■ Records supplied:
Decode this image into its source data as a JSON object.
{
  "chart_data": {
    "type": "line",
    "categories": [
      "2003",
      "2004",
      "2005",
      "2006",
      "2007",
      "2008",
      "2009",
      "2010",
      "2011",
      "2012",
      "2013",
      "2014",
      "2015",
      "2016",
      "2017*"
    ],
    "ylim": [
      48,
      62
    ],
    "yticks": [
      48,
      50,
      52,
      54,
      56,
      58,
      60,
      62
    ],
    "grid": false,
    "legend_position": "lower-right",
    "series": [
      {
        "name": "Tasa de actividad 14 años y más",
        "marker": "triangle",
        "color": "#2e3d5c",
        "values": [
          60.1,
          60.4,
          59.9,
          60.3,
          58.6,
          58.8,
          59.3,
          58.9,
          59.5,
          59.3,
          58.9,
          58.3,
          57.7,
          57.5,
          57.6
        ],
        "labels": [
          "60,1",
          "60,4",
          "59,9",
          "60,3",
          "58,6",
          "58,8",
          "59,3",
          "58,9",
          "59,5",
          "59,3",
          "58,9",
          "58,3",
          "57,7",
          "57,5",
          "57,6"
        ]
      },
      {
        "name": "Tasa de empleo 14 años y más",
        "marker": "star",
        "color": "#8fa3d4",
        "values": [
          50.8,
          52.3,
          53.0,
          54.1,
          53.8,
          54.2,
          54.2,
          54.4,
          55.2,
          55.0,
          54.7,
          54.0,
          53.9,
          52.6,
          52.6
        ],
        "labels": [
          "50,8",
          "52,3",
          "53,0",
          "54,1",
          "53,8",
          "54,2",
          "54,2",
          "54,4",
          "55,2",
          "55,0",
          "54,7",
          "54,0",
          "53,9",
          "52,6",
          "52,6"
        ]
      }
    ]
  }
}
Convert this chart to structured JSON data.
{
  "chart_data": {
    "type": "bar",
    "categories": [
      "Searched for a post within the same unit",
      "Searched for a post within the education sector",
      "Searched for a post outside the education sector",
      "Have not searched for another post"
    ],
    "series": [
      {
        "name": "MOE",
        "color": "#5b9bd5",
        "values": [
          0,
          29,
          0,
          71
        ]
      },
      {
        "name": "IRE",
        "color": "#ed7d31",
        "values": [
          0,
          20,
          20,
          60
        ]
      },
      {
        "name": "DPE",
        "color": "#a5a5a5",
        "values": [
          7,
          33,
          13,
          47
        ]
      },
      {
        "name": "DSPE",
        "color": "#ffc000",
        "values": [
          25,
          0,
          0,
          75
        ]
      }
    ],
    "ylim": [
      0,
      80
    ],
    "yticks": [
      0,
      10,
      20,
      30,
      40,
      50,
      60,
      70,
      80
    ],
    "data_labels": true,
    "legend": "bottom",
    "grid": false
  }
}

■ Short exercise:
Write out the entries in full, exactly as given.

■ Completed exercise:
Decode this image into its source data as a JSON object.
{
  "chart_data": {
    "type": "line",
    "categories": [
      "2003",
      "2004",
      "2005",
      "2006",
      "2007",
      "2008",
      "2009",
      "2010",
      "2011",
      "2012",
      "2013",
      "2014",
      "2015",
      "2016",
      "2017*"
    ],
    "ylim": [
      48,
      62
    ],
    "yticks": [
      48,
      50,
      52,
      54,
      56,
      58,
      60,
      62
    ],
    "grid": false,
    "legend_position": "lower-right",
    "series": [
      {
        "name": "Tasa de actividad 14 años y más",
        "marker": "triangle",
        "color": "#2e3d5c",
        "values": [
          60.1,
          60.4,
          59.9,
          60.3,
          58.6,
          58.8,
          59.3,
          58.9,
          59.5,
          59.3,
          58.9,
          58.3,
          57.7,
          57.5,
          57.6
        ],
        "labels": [
          "60,1",
          "60,4",
          "59,9",
          "60,3",
          "58,6",
          "58,8",
          "59,3",
          "58,9",
          "59,5",
          "59,3",
          "58,9",
          "58,3",
          "57,7",
          "57,5",
          "57,6"
        ]
      },
      {
        "name": "Tasa de empleo 14 años y más",
        "marker": "star",
        "color": "#8fa3d4",
        "values": [
          50.8,
          52.3,
          53.0,
          54.1,
          53.8,
          54.2,
          54.2,
          54.4,
          55.2,
          55.0,
          54.7,
          54.0,
          53.9,
          52.6,
          52.6
        ],
        "labels": [
          "50,8",
          "52,3",
          "53,0",
          "54,1",
          "53,8",
          "54,2",
          "54,2",
          "54,4",
          "55,2",
          "55,0",
          "54,7",
          "54,0",
          "53,9",
          "52,6",
          "52,6"
        ]
      }
    ]
  }
}
Convert this chart to structured JSON data.
{
  "chart_data": {
    "type": "bar",
    "categories": [
      "Searched for a post within the same unit",
      "Searched for a post within the education sector",
      "Searched for a post outside the education sector",
      "Have not searched for another post"
    ],
    "series": [
      {
        "name": "MOE",
        "color": "#5b9bd5",
        "values": [
          0,
          29,
          0,
          71
        ]
      },
      {
        "name": "IRE",
        "color": "#ed7d31",
        "values": [
          0,
          20,
          20,
          60
        ]
      },
      {
        "name": "DPE",
        "color": "#a5a5a5",
        "values": [
          7,
          33,
          13,
          47
        ]
      },
      {
        "name": "DSPE",
        "color": "#ffc000",
        "values": [
          25,
          0,
          0,
          75
        ]
      }
    ],
    "ylim": [
      0,
      80
    ],
    "yticks": [
      0,
      10,
      20,
      30,
      40,
      50,
      60,
      70,
      80
    ],
    "data_labels": true,
    "legend": "bottom",
    "grid": false
  }
}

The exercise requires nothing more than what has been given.